PROMPT => Quote, verbatim, all material below, without pictures.
┌─ RECORDS SHOWN
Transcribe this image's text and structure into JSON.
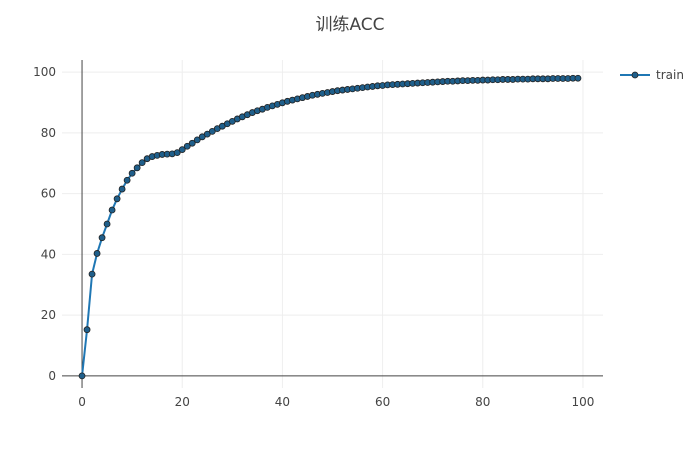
{
  "chart_data": {
    "type": "line",
    "title": "训练ACC",
    "xlim": [
      -4,
      104
    ],
    "ylim": [
      -4,
      104
    ],
    "x_ticks": [
      0,
      20,
      40,
      60,
      80,
      100
    ],
    "y_ticks": [
      0,
      20,
      40,
      60,
      80,
      100
    ],
    "grid": true,
    "legend_position": "top-right",
    "series": [
      {
        "name": "train",
        "color": "#1f77b4",
        "marker_fill": "#1f5f8b",
        "marker_edge": "#222222",
        "x": [
          0,
          1,
          2,
          3,
          4,
          5,
          6,
          7,
          8,
          9,
          10,
          11,
          12,
          13,
          14,
          15,
          16,
          17,
          18,
          19,
          20,
          21,
          22,
          23,
          24,
          25,
          26,
          27,
          28,
          29,
          30,
          31,
          32,
          33,
          34,
          35,
          36,
          37,
          38,
          39,
          40,
          41,
          42,
          43,
          44,
          45,
          46,
          47,
          48,
          49,
          50,
          51,
          52,
          53,
          54,
          55,
          56,
          57,
          58,
          59,
          60,
          61,
          62,
          63,
          64,
          65,
          66,
          67,
          68,
          69,
          70,
          71,
          72,
          73,
          74,
          75,
          76,
          77,
          78,
          79,
          80,
          81,
          82,
          83,
          84,
          85,
          86,
          87,
          88,
          89,
          90,
          91,
          92,
          93,
          94,
          95,
          96,
          97,
          98,
          99
        ],
        "y": [
          0,
          15.2,
          33.5,
          40.3,
          45.5,
          50.0,
          54.6,
          58.3,
          61.5,
          64.4,
          66.7,
          68.5,
          70.2,
          71.5,
          72.2,
          72.6,
          72.9,
          73.0,
          73.1,
          73.5,
          74.5,
          75.6,
          76.6,
          77.7,
          78.7,
          79.6,
          80.5,
          81.4,
          82.2,
          83.0,
          83.8,
          84.6,
          85.3,
          86.0,
          86.7,
          87.3,
          87.8,
          88.4,
          88.9,
          89.4,
          89.9,
          90.4,
          90.8,
          91.2,
          91.6,
          92.0,
          92.4,
          92.7,
          93.0,
          93.3,
          93.6,
          93.9,
          94.1,
          94.3,
          94.5,
          94.7,
          94.9,
          95.1,
          95.3,
          95.5,
          95.6,
          95.8,
          95.9,
          96.0,
          96.1,
          96.2,
          96.3,
          96.4,
          96.5,
          96.6,
          96.7,
          96.8,
          96.9,
          97.0,
          97.0,
          97.1,
          97.2,
          97.2,
          97.3,
          97.3,
          97.4,
          97.4,
          97.5,
          97.5,
          97.6,
          97.6,
          97.6,
          97.7,
          97.7,
          97.7,
          97.8,
          97.8,
          97.8,
          97.8,
          97.9,
          97.9,
          97.9,
          97.9,
          98.0,
          98.0
        ]
      }
    ]
  }
}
└─
RESULT OF THE TASK =>
Transcribe this image's text and structure into JSON.
{
  "chart_data": {
    "type": "line",
    "title": "训练ACC",
    "xlim": [
      -4,
      104
    ],
    "ylim": [
      -4,
      104
    ],
    "x_ticks": [
      0,
      20,
      40,
      60,
      80,
      100
    ],
    "y_ticks": [
      0,
      20,
      40,
      60,
      80,
      100
    ],
    "grid": true,
    "legend_position": "top-right",
    "series": [
      {
        "name": "train",
        "color": "#1f77b4",
        "marker_fill": "#1f5f8b",
        "marker_edge": "#222222",
        "x": [
          0,
          1,
          2,
          3,
          4,
          5,
          6,
          7,
          8,
          9,
          10,
          11,
          12,
          13,
          14,
          15,
          16,
          17,
          18,
          19,
          20,
          21,
          22,
          23,
          24,
          25,
          26,
          27,
          28,
          29,
          30,
          31,
          32,
          33,
          34,
          35,
          36,
          37,
          38,
          39,
          40,
          41,
          42,
          43,
          44,
          45,
          46,
          47,
          48,
          49,
          50,
          51,
          52,
          53,
          54,
          55,
          56,
          57,
          58,
          59,
          60,
          61,
          62,
          63,
          64,
          65,
          66,
          67,
          68,
          69,
          70,
          71,
          72,
          73,
          74,
          75,
          76,
          77,
          78,
          79,
          80,
          81,
          82,
          83,
          84,
          85,
          86,
          87,
          88,
          89,
          90,
          91,
          92,
          93,
          94,
          95,
          96,
          97,
          98,
          99
        ],
        "y": [
          0,
          15.2,
          33.5,
          40.3,
          45.5,
          50.0,
          54.6,
          58.3,
          61.5,
          64.4,
          66.7,
          68.5,
          70.2,
          71.5,
          72.2,
          72.6,
          72.9,
          73.0,
          73.1,
          73.5,
          74.5,
          75.6,
          76.6,
          77.7,
          78.7,
          79.6,
          80.5,
          81.4,
          82.2,
          83.0,
          83.8,
          84.6,
          85.3,
          86.0,
          86.7,
          87.3,
          87.8,
          88.4,
          88.9,
          89.4,
          89.9,
          90.4,
          90.8,
          91.2,
          91.6,
          92.0,
          92.4,
          92.7,
          93.0,
          93.3,
          93.6,
          93.9,
          94.1,
          94.3,
          94.5,
          94.7,
          94.9,
          95.1,
          95.3,
          95.5,
          95.6,
          95.8,
          95.9,
          96.0,
          96.1,
          96.2,
          96.3,
          96.4,
          96.5,
          96.6,
          96.7,
          96.8,
          96.9,
          97.0,
          97.0,
          97.1,
          97.2,
          97.2,
          97.3,
          97.3,
          97.4,
          97.4,
          97.5,
          97.5,
          97.6,
          97.6,
          97.6,
          97.7,
          97.7,
          97.7,
          97.8,
          97.8,
          97.8,
          97.8,
          97.9,
          97.9,
          97.9,
          97.9,
          98.0,
          98.0
        ]
      }
    ]
  }
}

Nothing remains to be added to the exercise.